Что требуется
Перепишите весь список строка в строку, ничего не меняя.

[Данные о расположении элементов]
-------------------------

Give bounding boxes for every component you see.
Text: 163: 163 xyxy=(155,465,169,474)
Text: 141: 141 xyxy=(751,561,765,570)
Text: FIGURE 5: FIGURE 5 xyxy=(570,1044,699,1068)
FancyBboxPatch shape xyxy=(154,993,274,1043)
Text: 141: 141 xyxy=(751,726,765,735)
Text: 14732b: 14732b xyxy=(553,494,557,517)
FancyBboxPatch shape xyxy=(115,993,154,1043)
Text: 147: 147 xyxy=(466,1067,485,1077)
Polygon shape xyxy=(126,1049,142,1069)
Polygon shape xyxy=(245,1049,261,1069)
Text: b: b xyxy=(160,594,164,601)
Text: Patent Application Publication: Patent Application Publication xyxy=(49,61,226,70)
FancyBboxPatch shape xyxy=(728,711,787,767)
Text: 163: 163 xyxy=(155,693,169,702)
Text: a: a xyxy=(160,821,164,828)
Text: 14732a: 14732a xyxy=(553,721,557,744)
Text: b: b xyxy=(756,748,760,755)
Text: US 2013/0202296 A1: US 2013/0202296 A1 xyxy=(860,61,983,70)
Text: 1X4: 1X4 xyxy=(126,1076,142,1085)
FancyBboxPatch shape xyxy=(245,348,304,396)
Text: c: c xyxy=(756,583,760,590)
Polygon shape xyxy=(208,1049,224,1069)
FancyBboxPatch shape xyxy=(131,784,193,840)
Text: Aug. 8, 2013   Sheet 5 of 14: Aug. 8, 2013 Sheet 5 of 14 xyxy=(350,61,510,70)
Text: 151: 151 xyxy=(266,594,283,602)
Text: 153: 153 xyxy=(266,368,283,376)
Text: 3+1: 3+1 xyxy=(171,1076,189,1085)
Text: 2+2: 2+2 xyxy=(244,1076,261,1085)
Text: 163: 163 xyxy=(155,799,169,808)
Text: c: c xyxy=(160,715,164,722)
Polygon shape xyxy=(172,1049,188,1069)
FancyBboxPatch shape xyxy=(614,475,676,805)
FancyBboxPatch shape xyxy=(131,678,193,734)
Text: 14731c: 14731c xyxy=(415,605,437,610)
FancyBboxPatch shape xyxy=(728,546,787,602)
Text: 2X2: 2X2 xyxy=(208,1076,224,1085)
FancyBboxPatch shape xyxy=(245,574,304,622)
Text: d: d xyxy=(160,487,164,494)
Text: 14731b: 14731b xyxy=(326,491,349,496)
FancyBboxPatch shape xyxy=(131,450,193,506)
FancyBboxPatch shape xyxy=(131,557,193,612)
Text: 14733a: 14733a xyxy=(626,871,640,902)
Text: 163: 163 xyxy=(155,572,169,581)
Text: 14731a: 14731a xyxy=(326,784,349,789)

-------------------------

Готовое решение
Give bounding boxes for every component you see.
Text: 163: 163 xyxy=(155,465,169,474)
Text: 141: 141 xyxy=(751,561,765,570)
Text: FIGURE 5: FIGURE 5 xyxy=(570,1044,699,1068)
FancyBboxPatch shape xyxy=(154,993,274,1043)
Text: 141: 141 xyxy=(751,726,765,735)
Text: 14732b: 14732b xyxy=(553,494,557,517)
FancyBboxPatch shape xyxy=(115,993,154,1043)
Text: 147: 147 xyxy=(466,1067,485,1077)
Polygon shape xyxy=(126,1049,142,1069)
Polygon shape xyxy=(245,1049,261,1069)
Text: b: b xyxy=(160,594,164,601)
Text: Patent Application Publication: Patent Application Publication xyxy=(49,61,226,70)
FancyBboxPatch shape xyxy=(728,711,787,767)
Text: 163: 163 xyxy=(155,693,169,702)
Text: a: a xyxy=(160,821,164,828)
Text: 14732a: 14732a xyxy=(553,721,557,744)
Text: b: b xyxy=(756,748,760,755)
Text: US 2013/0202296 A1: US 2013/0202296 A1 xyxy=(860,61,983,70)
Text: 1X4: 1X4 xyxy=(126,1076,142,1085)
FancyBboxPatch shape xyxy=(245,348,304,396)
Text: c: c xyxy=(756,583,760,590)
Polygon shape xyxy=(208,1049,224,1069)
FancyBboxPatch shape xyxy=(131,784,193,840)
Text: Aug. 8, 2013   Sheet 5 of 14: Aug. 8, 2013 Sheet 5 of 14 xyxy=(350,61,510,70)
Text: 151: 151 xyxy=(266,594,283,602)
Text: 153: 153 xyxy=(266,368,283,376)
Text: 3+1: 3+1 xyxy=(171,1076,189,1085)
Text: 2+2: 2+2 xyxy=(244,1076,261,1085)
Text: 163: 163 xyxy=(155,799,169,808)
Text: c: c xyxy=(160,715,164,722)
Polygon shape xyxy=(172,1049,188,1069)
FancyBboxPatch shape xyxy=(614,475,676,805)
FancyBboxPatch shape xyxy=(131,678,193,734)
Text: 14731c: 14731c xyxy=(415,605,437,610)
FancyBboxPatch shape xyxy=(728,546,787,602)
Text: 2X2: 2X2 xyxy=(208,1076,224,1085)
FancyBboxPatch shape xyxy=(245,574,304,622)
Text: d: d xyxy=(160,487,164,494)
Text: 14731b: 14731b xyxy=(326,491,349,496)
FancyBboxPatch shape xyxy=(131,450,193,506)
FancyBboxPatch shape xyxy=(131,557,193,612)
Text: 14733a: 14733a xyxy=(626,871,640,902)
Text: 163: 163 xyxy=(155,572,169,581)
Text: 14731a: 14731a xyxy=(326,784,349,789)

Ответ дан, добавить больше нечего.